# Material to process start

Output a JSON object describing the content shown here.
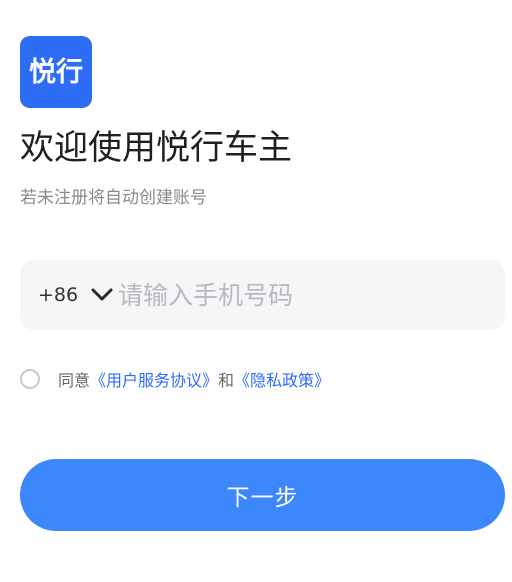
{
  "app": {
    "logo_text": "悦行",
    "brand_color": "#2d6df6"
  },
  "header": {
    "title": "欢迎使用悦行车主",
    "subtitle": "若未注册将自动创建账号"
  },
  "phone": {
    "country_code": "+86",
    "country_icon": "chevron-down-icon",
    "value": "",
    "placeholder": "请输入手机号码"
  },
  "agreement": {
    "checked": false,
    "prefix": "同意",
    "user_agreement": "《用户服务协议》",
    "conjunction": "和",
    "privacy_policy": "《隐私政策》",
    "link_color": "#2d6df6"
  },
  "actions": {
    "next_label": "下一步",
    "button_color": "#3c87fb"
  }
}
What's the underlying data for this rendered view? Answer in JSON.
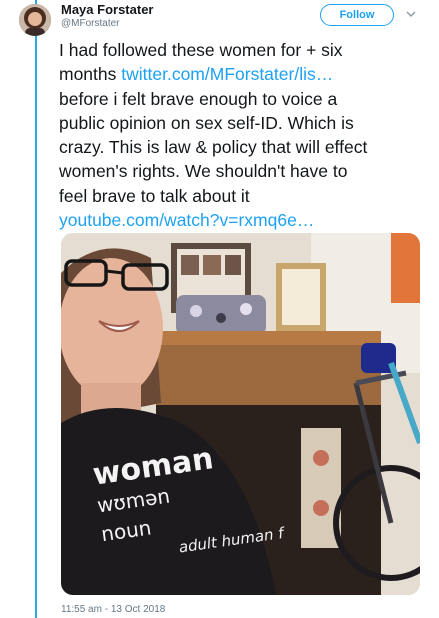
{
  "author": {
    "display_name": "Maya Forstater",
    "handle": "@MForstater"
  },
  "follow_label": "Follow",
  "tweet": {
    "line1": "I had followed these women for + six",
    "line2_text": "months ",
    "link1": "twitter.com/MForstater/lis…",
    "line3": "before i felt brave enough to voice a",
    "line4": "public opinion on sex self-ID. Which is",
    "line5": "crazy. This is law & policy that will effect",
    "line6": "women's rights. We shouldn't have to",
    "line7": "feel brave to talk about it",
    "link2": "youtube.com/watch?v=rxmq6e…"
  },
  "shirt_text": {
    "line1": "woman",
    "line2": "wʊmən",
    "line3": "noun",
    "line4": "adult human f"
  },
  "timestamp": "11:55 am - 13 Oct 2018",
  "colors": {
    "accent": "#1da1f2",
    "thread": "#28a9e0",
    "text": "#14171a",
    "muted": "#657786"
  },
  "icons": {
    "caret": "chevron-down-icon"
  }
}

# Material to process end
# Material to process start

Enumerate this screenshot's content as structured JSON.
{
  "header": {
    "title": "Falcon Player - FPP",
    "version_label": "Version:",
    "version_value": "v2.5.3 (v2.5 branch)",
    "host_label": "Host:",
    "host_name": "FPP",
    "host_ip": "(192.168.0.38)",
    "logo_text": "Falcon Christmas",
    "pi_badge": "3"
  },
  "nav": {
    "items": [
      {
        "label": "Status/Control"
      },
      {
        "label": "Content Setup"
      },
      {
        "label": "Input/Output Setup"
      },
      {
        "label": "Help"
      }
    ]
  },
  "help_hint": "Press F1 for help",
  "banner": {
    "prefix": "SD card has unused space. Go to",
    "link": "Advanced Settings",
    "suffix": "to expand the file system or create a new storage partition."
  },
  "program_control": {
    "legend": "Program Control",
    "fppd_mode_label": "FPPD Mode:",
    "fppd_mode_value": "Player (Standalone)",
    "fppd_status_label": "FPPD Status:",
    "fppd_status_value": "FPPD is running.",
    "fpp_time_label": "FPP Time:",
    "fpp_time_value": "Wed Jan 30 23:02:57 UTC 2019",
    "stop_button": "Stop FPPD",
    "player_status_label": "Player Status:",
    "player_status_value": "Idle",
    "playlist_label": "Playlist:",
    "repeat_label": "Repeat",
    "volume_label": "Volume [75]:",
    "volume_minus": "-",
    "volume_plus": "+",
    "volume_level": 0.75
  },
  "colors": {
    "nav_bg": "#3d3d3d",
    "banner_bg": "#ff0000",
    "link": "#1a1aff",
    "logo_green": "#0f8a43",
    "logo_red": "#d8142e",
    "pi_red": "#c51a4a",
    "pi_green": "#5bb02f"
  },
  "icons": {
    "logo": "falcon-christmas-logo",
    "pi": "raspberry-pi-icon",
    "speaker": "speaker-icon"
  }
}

# Material to process end
# Material to process start

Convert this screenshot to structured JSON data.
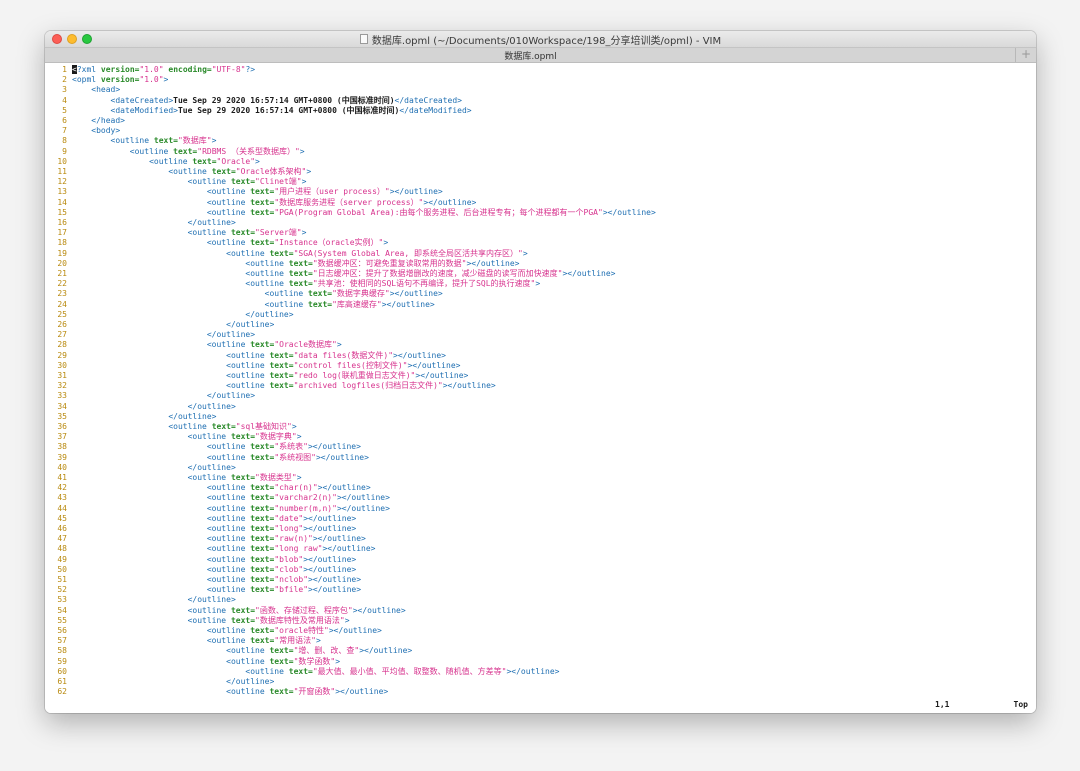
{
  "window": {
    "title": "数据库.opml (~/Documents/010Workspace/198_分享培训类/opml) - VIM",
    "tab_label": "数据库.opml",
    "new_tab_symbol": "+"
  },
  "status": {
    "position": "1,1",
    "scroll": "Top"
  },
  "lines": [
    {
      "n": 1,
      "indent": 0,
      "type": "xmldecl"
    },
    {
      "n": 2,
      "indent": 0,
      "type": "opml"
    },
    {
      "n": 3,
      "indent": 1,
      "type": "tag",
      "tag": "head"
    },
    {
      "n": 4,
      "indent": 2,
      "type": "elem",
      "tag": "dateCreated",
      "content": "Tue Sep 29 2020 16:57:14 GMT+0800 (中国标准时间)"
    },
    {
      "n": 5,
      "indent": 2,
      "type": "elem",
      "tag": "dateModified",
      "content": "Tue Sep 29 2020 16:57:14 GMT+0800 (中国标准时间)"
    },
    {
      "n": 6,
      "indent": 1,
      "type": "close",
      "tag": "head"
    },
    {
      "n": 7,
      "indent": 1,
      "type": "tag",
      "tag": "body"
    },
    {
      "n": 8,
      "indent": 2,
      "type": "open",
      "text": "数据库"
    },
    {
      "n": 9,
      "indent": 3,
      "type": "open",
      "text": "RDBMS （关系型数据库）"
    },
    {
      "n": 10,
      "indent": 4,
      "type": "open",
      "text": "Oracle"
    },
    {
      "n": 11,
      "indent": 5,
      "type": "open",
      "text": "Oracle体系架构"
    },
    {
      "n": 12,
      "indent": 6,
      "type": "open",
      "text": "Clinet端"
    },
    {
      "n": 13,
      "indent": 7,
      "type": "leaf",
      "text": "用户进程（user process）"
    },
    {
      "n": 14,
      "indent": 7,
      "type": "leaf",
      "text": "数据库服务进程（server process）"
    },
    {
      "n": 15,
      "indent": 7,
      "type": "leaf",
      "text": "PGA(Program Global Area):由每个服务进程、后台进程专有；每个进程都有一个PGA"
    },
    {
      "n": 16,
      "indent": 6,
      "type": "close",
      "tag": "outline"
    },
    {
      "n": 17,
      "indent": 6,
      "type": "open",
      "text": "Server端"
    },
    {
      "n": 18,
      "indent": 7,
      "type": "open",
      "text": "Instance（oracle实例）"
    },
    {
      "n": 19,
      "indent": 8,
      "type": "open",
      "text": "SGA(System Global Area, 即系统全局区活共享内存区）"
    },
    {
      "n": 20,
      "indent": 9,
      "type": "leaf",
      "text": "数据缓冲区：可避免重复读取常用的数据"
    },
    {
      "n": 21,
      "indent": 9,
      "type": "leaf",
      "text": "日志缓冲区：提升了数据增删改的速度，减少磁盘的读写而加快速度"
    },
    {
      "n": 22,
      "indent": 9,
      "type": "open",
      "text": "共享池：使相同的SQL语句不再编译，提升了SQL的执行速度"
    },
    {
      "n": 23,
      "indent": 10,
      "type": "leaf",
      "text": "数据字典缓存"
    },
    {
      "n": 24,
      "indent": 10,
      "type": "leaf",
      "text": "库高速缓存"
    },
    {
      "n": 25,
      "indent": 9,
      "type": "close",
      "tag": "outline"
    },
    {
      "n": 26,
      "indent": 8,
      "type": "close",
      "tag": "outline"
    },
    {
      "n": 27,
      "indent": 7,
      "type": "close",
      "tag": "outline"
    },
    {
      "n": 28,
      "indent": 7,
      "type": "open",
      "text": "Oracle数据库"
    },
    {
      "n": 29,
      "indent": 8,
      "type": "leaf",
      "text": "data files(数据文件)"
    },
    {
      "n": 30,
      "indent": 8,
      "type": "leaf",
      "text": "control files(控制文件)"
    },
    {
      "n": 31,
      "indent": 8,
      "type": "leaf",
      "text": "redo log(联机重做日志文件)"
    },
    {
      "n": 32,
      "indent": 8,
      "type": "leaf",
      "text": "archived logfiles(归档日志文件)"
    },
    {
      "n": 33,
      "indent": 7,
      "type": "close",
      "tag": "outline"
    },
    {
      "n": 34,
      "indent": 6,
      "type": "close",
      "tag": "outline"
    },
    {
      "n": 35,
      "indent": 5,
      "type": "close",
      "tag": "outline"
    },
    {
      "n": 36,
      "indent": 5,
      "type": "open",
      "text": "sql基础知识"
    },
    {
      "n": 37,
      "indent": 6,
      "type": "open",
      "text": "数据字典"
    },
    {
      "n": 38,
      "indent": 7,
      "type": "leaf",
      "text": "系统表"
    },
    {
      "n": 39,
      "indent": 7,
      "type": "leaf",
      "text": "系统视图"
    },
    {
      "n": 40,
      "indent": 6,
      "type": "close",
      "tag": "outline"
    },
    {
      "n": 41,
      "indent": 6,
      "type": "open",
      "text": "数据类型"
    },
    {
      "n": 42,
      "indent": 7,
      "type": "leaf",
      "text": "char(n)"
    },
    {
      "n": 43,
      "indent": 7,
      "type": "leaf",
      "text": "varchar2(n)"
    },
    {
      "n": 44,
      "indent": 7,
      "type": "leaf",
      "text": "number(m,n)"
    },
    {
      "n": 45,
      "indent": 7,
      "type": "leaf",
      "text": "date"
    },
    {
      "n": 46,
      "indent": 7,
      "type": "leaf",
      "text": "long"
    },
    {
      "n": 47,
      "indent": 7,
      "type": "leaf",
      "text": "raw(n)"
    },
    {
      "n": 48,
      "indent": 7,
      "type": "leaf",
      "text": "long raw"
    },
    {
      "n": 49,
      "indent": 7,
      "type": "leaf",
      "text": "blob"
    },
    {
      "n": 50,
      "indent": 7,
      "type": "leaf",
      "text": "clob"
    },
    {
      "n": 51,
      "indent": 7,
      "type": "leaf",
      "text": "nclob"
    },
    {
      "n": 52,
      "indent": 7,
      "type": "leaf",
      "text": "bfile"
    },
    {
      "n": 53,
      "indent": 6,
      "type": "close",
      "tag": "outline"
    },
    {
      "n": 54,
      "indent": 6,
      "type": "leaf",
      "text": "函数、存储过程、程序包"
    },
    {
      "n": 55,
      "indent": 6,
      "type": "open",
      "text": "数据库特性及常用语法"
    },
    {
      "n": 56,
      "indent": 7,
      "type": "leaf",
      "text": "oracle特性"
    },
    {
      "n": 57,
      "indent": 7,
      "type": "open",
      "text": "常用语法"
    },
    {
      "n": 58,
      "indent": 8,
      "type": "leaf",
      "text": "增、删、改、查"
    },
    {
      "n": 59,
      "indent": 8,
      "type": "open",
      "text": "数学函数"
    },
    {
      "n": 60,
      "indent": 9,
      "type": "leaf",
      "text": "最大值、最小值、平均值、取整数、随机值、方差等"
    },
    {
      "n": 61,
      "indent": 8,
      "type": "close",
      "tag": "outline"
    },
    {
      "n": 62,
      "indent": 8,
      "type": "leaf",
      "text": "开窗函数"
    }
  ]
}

# Material to process end

■ Set task ■
Count the lines that hold the string "brave", and reply with that number alone.

■ Result below ■
2